Records that describe figures:
** Start **
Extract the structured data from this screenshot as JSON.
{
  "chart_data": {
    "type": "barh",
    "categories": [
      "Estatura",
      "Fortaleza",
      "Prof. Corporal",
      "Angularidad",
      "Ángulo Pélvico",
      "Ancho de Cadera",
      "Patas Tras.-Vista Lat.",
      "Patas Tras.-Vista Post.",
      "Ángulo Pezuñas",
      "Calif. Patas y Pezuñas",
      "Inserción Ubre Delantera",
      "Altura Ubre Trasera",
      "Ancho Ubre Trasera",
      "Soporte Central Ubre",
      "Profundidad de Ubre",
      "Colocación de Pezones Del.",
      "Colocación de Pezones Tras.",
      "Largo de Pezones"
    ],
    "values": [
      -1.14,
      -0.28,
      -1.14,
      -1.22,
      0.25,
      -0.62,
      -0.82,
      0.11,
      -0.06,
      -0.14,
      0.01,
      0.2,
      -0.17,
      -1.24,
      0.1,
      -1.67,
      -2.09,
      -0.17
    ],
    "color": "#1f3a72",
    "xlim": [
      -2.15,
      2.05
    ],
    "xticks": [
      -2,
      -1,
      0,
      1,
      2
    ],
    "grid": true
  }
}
** End **
What is required ▸
Extract the data in full. Keep it word for word.

Solution for this problem ▸
Extract the structured data from this screenshot as JSON.
{
  "chart_data": {
    "type": "barh",
    "categories": [
      "Estatura",
      "Fortaleza",
      "Prof. Corporal",
      "Angularidad",
      "Ángulo Pélvico",
      "Ancho de Cadera",
      "Patas Tras.-Vista Lat.",
      "Patas Tras.-Vista Post.",
      "Ángulo Pezuñas",
      "Calif. Patas y Pezuñas",
      "Inserción Ubre Delantera",
      "Altura Ubre Trasera",
      "Ancho Ubre Trasera",
      "Soporte Central Ubre",
      "Profundidad de Ubre",
      "Colocación de Pezones Del.",
      "Colocación de Pezones Tras.",
      "Largo de Pezones"
    ],
    "values": [
      -1.14,
      -0.28,
      -1.14,
      -1.22,
      0.25,
      -0.62,
      -0.82,
      0.11,
      -0.06,
      -0.14,
      0.01,
      0.2,
      -0.17,
      -1.24,
      0.1,
      -1.67,
      -2.09,
      -0.17
    ],
    "color": "#1f3a72",
    "xlim": [
      -2.15,
      2.05
    ],
    "xticks": [
      -2,
      -1,
      0,
      1,
      2
    ],
    "grid": true
  }
}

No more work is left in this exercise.